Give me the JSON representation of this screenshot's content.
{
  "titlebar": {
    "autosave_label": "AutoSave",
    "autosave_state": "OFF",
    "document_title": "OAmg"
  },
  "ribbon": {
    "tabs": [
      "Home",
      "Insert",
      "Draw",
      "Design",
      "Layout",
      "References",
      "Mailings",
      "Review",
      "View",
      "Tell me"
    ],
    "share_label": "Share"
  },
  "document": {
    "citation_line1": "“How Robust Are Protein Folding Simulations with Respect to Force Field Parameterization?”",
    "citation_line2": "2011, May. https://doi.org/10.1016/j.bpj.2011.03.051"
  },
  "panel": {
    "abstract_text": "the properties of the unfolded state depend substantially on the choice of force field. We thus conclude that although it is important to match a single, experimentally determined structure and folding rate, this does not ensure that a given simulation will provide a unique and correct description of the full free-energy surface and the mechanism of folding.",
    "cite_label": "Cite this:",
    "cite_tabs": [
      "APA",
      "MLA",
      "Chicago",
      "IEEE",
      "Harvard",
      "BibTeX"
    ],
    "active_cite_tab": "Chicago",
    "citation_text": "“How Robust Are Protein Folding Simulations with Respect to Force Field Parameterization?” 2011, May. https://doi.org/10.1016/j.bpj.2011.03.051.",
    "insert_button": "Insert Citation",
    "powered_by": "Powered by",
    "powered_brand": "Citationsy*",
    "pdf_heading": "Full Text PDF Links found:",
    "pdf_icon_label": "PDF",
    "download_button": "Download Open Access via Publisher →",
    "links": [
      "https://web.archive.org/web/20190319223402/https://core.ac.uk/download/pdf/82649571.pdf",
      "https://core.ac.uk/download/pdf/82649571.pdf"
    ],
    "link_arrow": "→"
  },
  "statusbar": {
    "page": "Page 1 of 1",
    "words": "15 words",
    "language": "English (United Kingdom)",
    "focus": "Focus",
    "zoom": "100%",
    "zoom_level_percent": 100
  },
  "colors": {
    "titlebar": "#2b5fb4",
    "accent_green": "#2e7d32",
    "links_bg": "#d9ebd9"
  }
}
* * * * *
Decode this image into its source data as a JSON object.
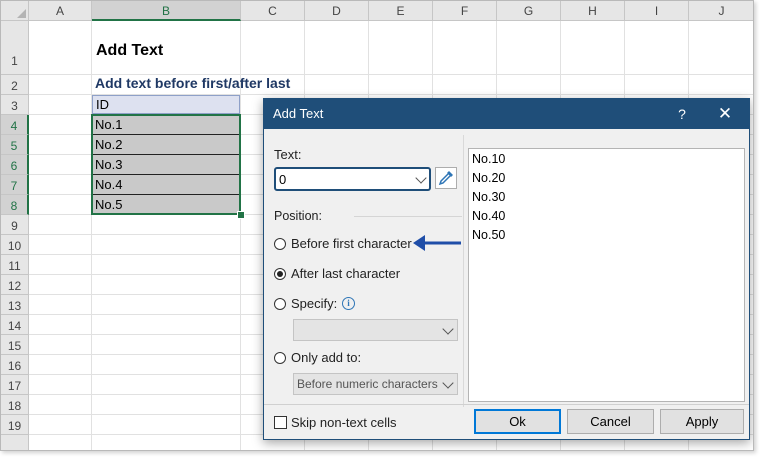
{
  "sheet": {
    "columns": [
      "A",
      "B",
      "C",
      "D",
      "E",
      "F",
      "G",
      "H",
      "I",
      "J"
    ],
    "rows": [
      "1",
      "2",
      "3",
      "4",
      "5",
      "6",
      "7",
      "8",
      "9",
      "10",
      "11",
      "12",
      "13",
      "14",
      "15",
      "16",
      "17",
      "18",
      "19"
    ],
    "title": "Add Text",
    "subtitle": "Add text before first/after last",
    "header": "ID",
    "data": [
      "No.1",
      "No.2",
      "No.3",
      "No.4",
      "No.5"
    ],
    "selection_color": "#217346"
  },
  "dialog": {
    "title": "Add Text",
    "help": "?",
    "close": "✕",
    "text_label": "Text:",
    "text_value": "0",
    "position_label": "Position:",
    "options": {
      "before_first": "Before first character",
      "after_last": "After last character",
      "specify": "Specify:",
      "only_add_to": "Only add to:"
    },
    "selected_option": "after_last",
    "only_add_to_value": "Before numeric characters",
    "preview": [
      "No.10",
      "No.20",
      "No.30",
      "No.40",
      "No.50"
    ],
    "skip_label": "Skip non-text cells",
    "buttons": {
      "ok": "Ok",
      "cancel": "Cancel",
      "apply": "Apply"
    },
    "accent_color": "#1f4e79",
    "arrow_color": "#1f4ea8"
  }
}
* * * * *
• [Goal of the exercise]:
All lines in the listing above that contain "JSON" should be shown.

• [Task result]:
Give me the JSON representation of this screenshot's content.
Decode this image into its source data as a JSON object.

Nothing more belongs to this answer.